■ Task to carry out
Omit all pictures, then retype the data exactly as given.

· · · ·

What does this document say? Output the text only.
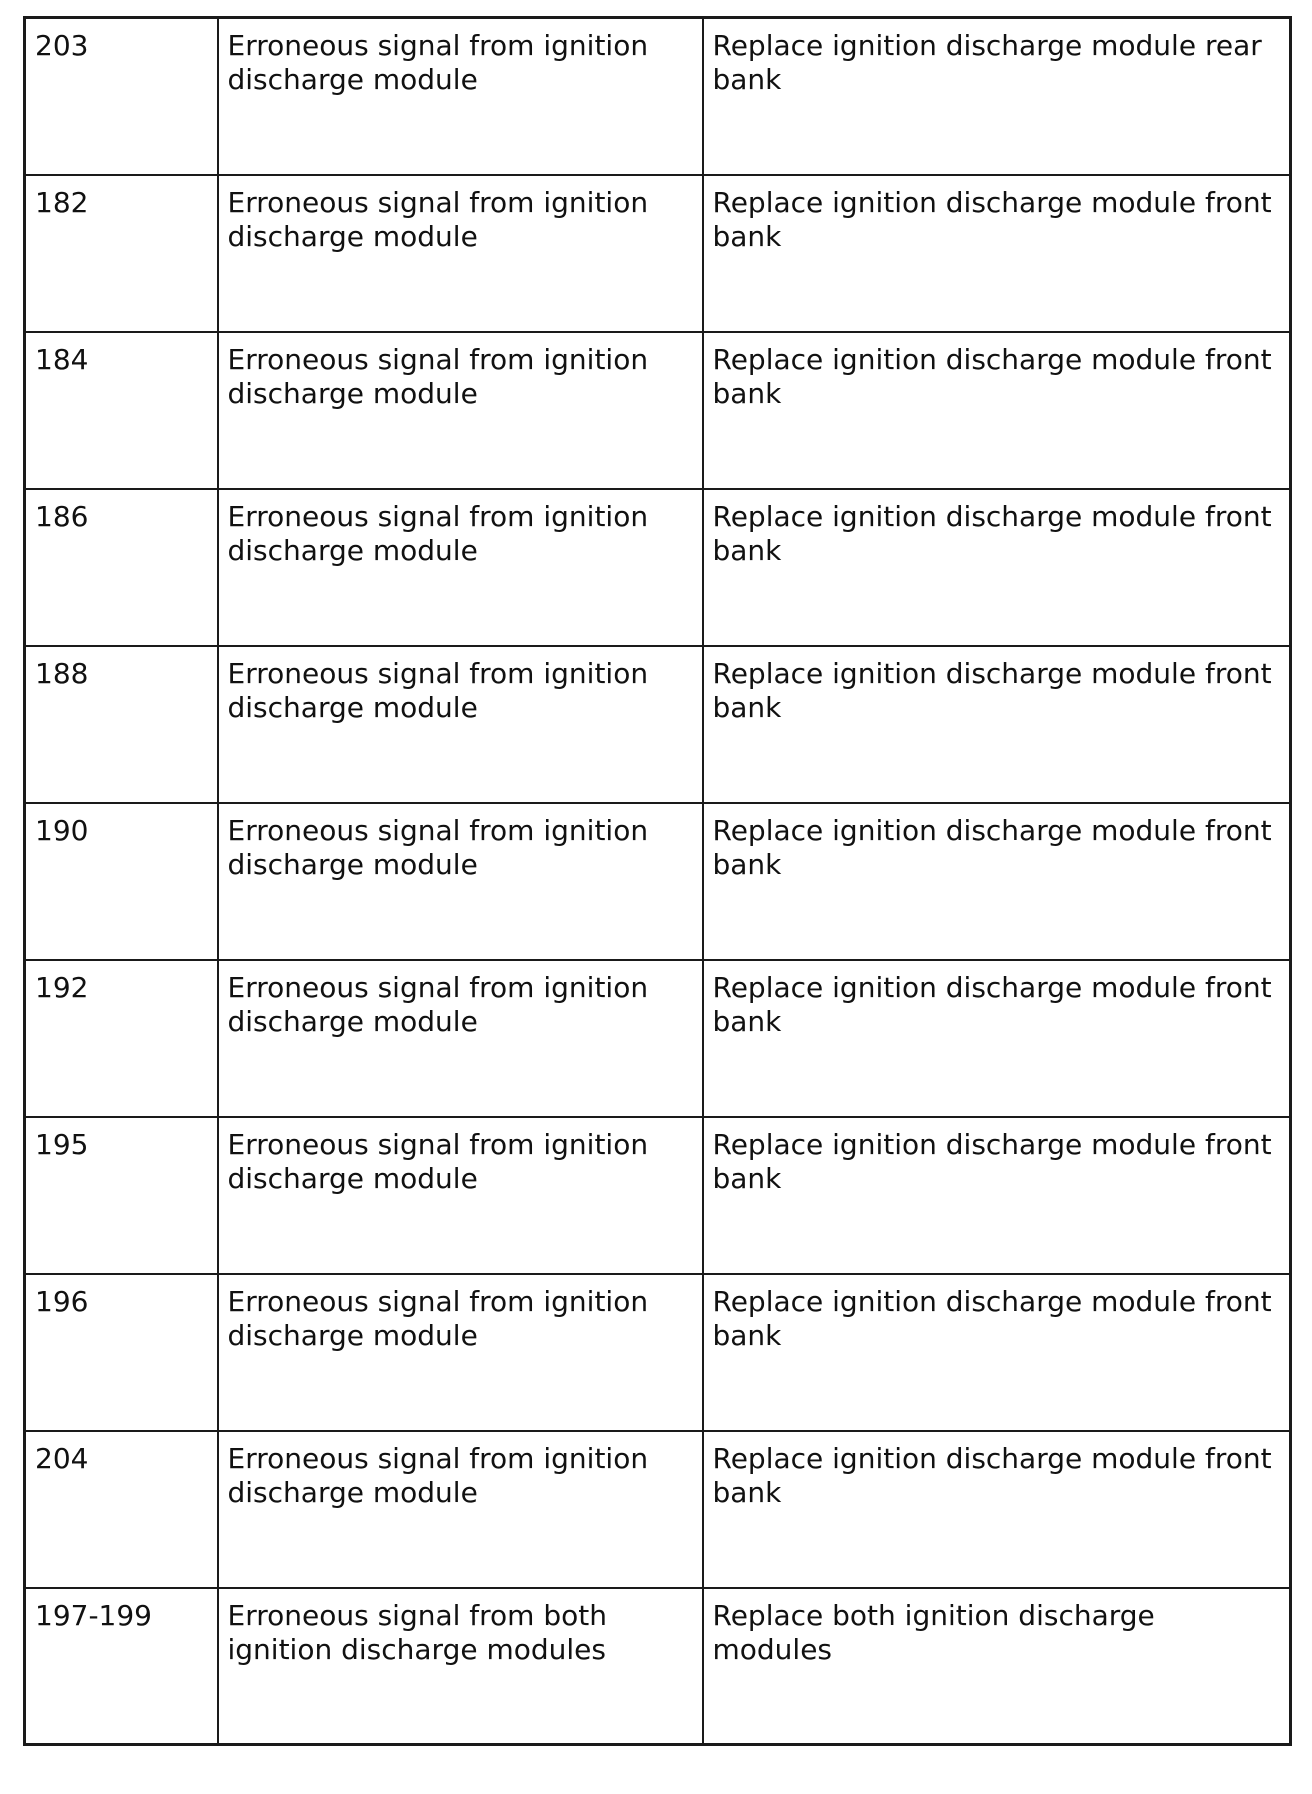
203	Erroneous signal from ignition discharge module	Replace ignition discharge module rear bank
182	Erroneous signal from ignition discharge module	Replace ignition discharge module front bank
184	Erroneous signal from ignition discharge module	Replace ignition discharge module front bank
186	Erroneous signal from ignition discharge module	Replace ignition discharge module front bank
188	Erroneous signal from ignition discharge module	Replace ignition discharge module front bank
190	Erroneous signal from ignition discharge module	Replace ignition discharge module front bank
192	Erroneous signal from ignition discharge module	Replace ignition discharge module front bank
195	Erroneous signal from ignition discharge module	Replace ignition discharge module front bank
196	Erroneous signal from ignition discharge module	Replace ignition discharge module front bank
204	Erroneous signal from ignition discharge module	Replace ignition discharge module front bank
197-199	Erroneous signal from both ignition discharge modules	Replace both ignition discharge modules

· · · ·

■ Exercise solution
What does this document say? Output the text only.
203	Erroneous signal from ignition discharge module	Replace ignition discharge module rear bank
182	Erroneous signal from ignition discharge module	Replace ignition discharge module front bank
184	Erroneous signal from ignition discharge module	Replace ignition discharge module front bank
186	Erroneous signal from ignition discharge module	Replace ignition discharge module front bank
188	Erroneous signal from ignition discharge module	Replace ignition discharge module front bank
190	Erroneous signal from ignition discharge module	Replace ignition discharge module front bank
192	Erroneous signal from ignition discharge module	Replace ignition discharge module front bank
195	Erroneous signal from ignition discharge module	Replace ignition discharge module front bank
196	Erroneous signal from ignition discharge module	Replace ignition discharge module front bank
204	Erroneous signal from ignition discharge module	Replace ignition discharge module front bank
197-199	Erroneous signal from both ignition discharge modules	Replace both ignition discharge modules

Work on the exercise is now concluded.